[Data records]
(begin)

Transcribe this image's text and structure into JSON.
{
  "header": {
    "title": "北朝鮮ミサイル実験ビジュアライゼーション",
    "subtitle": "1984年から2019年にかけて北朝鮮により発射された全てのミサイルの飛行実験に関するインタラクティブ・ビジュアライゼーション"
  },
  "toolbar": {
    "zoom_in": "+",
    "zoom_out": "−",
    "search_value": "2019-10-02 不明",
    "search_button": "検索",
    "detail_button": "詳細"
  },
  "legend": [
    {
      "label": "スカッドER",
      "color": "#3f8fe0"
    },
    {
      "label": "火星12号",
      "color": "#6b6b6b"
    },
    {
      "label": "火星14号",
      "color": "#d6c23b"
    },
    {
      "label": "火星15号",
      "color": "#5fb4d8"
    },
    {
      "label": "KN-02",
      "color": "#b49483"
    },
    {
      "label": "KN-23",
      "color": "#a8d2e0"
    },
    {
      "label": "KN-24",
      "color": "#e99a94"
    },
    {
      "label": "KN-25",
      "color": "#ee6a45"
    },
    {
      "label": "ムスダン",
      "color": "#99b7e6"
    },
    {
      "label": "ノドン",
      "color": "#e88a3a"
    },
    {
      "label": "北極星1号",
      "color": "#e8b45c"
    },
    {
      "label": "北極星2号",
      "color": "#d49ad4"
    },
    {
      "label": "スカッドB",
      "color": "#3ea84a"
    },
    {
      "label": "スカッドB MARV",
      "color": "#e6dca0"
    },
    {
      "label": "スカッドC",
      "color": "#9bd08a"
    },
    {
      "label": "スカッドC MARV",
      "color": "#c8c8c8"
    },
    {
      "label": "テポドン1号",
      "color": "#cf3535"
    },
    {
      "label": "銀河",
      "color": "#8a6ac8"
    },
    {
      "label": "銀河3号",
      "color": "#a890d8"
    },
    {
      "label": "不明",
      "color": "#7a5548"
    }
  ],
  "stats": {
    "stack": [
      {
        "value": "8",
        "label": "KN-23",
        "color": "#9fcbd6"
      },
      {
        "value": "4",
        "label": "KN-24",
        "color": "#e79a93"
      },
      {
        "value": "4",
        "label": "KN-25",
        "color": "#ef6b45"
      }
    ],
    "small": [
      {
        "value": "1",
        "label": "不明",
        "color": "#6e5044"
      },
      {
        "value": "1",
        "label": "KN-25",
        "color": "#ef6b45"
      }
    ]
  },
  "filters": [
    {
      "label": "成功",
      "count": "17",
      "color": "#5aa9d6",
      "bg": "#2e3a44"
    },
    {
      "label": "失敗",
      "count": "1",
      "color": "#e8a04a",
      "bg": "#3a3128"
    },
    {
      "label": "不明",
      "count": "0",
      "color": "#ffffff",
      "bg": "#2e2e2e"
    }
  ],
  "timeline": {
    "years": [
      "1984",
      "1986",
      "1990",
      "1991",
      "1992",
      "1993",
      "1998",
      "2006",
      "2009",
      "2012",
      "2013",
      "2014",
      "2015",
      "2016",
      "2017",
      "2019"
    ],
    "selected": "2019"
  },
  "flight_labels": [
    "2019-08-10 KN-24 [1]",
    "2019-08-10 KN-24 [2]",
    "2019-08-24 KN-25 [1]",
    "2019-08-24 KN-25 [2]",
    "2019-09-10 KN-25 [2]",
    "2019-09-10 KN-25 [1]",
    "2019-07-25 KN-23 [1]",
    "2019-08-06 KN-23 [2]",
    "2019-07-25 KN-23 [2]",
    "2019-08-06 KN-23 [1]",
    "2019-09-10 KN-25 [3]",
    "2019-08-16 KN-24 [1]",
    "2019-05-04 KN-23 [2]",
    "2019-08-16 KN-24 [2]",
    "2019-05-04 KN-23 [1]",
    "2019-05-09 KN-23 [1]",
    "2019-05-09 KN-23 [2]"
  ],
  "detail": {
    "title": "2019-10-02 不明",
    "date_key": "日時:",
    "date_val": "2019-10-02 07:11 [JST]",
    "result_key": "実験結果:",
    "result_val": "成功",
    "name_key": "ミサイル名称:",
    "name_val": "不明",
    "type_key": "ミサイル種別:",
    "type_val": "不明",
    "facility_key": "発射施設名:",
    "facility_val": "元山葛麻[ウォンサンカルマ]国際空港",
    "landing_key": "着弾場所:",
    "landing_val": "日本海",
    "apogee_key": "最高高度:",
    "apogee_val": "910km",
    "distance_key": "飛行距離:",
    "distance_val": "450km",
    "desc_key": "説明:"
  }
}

(end)

- WHAT TO WORK ON:
Your task is to repeat each line of the material exactly.

- ANSWER FOR THIS EXERCISE:
Transcribe this image's text and structure into JSON.
{
  "header": {
    "title": "北朝鮮ミサイル実験ビジュアライゼーション",
    "subtitle": "1984年から2019年にかけて北朝鮮により発射された全てのミサイルの飛行実験に関するインタラクティブ・ビジュアライゼーション"
  },
  "toolbar": {
    "zoom_in": "+",
    "zoom_out": "−",
    "search_value": "2019-10-02 不明",
    "search_button": "検索",
    "detail_button": "詳細"
  },
  "legend": [
    {
      "label": "スカッドER",
      "color": "#3f8fe0"
    },
    {
      "label": "火星12号",
      "color": "#6b6b6b"
    },
    {
      "label": "火星14号",
      "color": "#d6c23b"
    },
    {
      "label": "火星15号",
      "color": "#5fb4d8"
    },
    {
      "label": "KN-02",
      "color": "#b49483"
    },
    {
      "label": "KN-23",
      "color": "#a8d2e0"
    },
    {
      "label": "KN-24",
      "color": "#e99a94"
    },
    {
      "label": "KN-25",
      "color": "#ee6a45"
    },
    {
      "label": "ムスダン",
      "color": "#99b7e6"
    },
    {
      "label": "ノドン",
      "color": "#e88a3a"
    },
    {
      "label": "北極星1号",
      "color": "#e8b45c"
    },
    {
      "label": "北極星2号",
      "color": "#d49ad4"
    },
    {
      "label": "スカッドB",
      "color": "#3ea84a"
    },
    {
      "label": "スカッドB MARV",
      "color": "#e6dca0"
    },
    {
      "label": "スカッドC",
      "color": "#9bd08a"
    },
    {
      "label": "スカッドC MARV",
      "color": "#c8c8c8"
    },
    {
      "label": "テポドン1号",
      "color": "#cf3535"
    },
    {
      "label": "銀河",
      "color": "#8a6ac8"
    },
    {
      "label": "銀河3号",
      "color": "#a890d8"
    },
    {
      "label": "不明",
      "color": "#7a5548"
    }
  ],
  "stats": {
    "stack": [
      {
        "value": "8",
        "label": "KN-23",
        "color": "#9fcbd6"
      },
      {
        "value": "4",
        "label": "KN-24",
        "color": "#e79a93"
      },
      {
        "value": "4",
        "label": "KN-25",
        "color": "#ef6b45"
      }
    ],
    "small": [
      {
        "value": "1",
        "label": "不明",
        "color": "#6e5044"
      },
      {
        "value": "1",
        "label": "KN-25",
        "color": "#ef6b45"
      }
    ]
  },
  "filters": [
    {
      "label": "成功",
      "count": "17",
      "color": "#5aa9d6",
      "bg": "#2e3a44"
    },
    {
      "label": "失敗",
      "count": "1",
      "color": "#e8a04a",
      "bg": "#3a3128"
    },
    {
      "label": "不明",
      "count": "0",
      "color": "#ffffff",
      "bg": "#2e2e2e"
    }
  ],
  "timeline": {
    "years": [
      "1984",
      "1986",
      "1990",
      "1991",
      "1992",
      "1993",
      "1998",
      "2006",
      "2009",
      "2012",
      "2013",
      "2014",
      "2015",
      "2016",
      "2017",
      "2019"
    ],
    "selected": "2019"
  },
  "flight_labels": [
    "2019-08-10 KN-24 [1]",
    "2019-08-10 KN-24 [2]",
    "2019-08-24 KN-25 [1]",
    "2019-08-24 KN-25 [2]",
    "2019-09-10 KN-25 [2]",
    "2019-09-10 KN-25 [1]",
    "2019-07-25 KN-23 [1]",
    "2019-08-06 KN-23 [2]",
    "2019-07-25 KN-23 [2]",
    "2019-08-06 KN-23 [1]",
    "2019-09-10 KN-25 [3]",
    "2019-08-16 KN-24 [1]",
    "2019-05-04 KN-23 [2]",
    "2019-08-16 KN-24 [2]",
    "2019-05-04 KN-23 [1]",
    "2019-05-09 KN-23 [1]",
    "2019-05-09 KN-23 [2]"
  ],
  "detail": {
    "title": "2019-10-02 不明",
    "date_key": "日時:",
    "date_val": "2019-10-02 07:11 [JST]",
    "result_key": "実験結果:",
    "result_val": "成功",
    "name_key": "ミサイル名称:",
    "name_val": "不明",
    "type_key": "ミサイル種別:",
    "type_val": "不明",
    "facility_key": "発射施設名:",
    "facility_val": "元山葛麻[ウォンサンカルマ]国際空港",
    "landing_key": "着弾場所:",
    "landing_val": "日本海",
    "apogee_key": "最高高度:",
    "apogee_val": "910km",
    "distance_key": "飛行距離:",
    "distance_val": "450km",
    "desc_key": "説明:"
  }
}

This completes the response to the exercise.